**Stated goal 1**
In the post about Miles Davis, reproduce the passage from "When he heard" up to and including "back to them!".
**Stated goal 2**
In the post about Miles Davis, what was painted on the ceiling fan in Jim's living room?
**Stated goal 3**
In the post about Miles Davis, why did Jim insist that the writer buy a ticket to the concert?

>> start Text segment

Wednesday, April 29, 2009

Miles Davis and Me

When I moved to Hong Kong in my mid-twenties, I had the good fortune to work with a guy named Jim Shaw who was the editor of the magazine where I was the marketing manager. Jim was about 30 years my senior and had lived all over southeast Asia as a correspondent for the Stars & Stripes newspaper, a publication for U.S. military personnel which has been in print since the Civil War.


Jim was a raconteur and quick with a quip. He didn't hand out compliments easily nor suffer fools gladly. He had a limitless supply of stories, and he'd laugh at your jokes if they were funny. He was the kinda guy you wished was your uncle.

Jim and I got to be friends, and on several occasions I had the pleasure of being invited to his home where we'd sit in the living room with our shoes off under the slowly revolving ceiling fan which was painted with zebra stripes and listen to hours of jazz on Jim's reel-to-reel tape deck. His wife, Kaoru, would bring us bottle after bottle of beer, while Jim regaled me with stories of life in Japan and Vietnam.

When he heard that Miles Davis was coming to town, along with Herbie Hancock, you'd have thought they had announced an encore performance of the Last Supper with the original cast. Jim insisted I buy a ticket to see one of the all time jazz greats, and because the legendary trumpeter was a notorious heroin addict, there was a good chance this might be my last chance to see him perform. The concert was great...and Jim, who had seen Miles play before, remarked that he had been uncharacteristically generous...facing the audience instead of performing with his back to them!

After the show was over, I was standing on the sidewalk in front of the concert venue, when I noticed a subterranean garage door opening, and a long, sleek, shiny stretch limo pulling up the steep driveway. I don't know what possessed me, but I held up my hand, motioning for the car to stop. When it did, the rear passenger window silently rolled down, and there, in the pitch black interior of the limo was the expressionless, ebony mask of Miles Davis, a guy even the Devil himself would be scared of.


What does one say to Miles Davis? I think what came out of my mouth was something completely inane like "Great show, Miles! Thanks for coming!" 

Without changing expression, or saying a word, he held up the palm of his hand...whether in silent benediction or as a gesture for me to shut the hell up, I'll never know for certain...then rolled up the window and disappeared into the night.

>> end Text segment
>> start Data excerpts

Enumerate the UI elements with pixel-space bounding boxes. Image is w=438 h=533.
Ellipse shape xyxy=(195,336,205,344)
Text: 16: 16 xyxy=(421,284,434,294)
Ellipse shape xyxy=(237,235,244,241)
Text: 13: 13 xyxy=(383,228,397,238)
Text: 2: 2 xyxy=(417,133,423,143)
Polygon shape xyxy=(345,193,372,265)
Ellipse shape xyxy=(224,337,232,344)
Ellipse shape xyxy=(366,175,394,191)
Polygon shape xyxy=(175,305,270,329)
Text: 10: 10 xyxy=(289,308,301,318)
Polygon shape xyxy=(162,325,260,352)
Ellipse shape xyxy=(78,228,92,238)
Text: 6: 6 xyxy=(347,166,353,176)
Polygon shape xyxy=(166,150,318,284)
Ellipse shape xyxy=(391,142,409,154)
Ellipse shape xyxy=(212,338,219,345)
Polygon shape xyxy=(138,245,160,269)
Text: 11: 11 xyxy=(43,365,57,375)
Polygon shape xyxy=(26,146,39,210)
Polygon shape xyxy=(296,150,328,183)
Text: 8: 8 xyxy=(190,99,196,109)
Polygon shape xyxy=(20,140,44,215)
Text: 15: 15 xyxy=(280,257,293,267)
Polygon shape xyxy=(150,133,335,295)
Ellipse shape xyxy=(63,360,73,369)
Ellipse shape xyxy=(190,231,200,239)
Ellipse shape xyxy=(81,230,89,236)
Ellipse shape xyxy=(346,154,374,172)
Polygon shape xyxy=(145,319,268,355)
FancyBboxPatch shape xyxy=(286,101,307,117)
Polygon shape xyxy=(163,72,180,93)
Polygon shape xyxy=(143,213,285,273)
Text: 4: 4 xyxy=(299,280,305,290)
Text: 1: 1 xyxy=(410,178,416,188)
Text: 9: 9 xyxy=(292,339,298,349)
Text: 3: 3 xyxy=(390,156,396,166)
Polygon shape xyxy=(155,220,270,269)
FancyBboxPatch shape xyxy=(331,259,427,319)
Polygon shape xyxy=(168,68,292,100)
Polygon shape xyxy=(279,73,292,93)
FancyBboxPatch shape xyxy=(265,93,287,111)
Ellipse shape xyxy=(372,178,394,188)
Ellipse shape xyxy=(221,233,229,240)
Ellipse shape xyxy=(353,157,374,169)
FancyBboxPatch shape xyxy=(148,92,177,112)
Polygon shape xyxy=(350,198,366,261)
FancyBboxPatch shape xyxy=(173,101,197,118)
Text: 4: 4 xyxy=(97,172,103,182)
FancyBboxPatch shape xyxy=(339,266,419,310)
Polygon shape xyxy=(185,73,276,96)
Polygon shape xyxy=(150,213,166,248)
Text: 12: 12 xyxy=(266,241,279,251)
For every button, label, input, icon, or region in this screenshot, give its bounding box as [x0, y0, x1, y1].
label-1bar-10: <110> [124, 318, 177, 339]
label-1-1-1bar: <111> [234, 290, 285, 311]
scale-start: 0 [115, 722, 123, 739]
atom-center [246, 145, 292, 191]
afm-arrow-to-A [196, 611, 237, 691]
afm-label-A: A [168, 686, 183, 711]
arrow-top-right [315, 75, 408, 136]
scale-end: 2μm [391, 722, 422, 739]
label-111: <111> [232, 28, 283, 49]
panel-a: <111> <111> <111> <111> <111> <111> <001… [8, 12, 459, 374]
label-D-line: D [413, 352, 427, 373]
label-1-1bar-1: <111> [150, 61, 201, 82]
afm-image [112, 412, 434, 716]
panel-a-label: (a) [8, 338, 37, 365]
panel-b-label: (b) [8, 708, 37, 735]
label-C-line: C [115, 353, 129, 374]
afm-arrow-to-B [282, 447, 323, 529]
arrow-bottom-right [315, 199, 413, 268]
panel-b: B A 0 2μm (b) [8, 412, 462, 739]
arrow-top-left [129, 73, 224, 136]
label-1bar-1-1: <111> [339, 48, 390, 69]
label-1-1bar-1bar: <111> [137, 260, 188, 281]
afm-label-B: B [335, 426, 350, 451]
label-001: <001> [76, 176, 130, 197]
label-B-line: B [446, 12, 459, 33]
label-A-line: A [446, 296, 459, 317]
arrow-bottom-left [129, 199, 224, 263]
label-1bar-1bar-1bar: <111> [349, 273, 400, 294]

>> end Data excerpts

**Correct result 1**
When he heard that Miles Davis was coming to town, along with Herbie Hancock, you'd have thought they had announced an encore performance of the Last Supper with the original cast. Jim insisted I buy a ticket to see one of the all time jazz greats, and because the legendary trumpeter was a notorious heroin addict, there was a good chance this might be my last chance to see him perform. The concert was great...and Jim, who had seen Miles play before, remarked that he had been uncharacteristically generous...facing the audience instead of performing with his back to them!

**Correct result 2**
Zebra stripes.

**Correct result 3**
Miles Davis was one of the all-time jazz greats. Because he was a notorious heroin addict, there was a good chance this would be the writer's last chance to see him perform.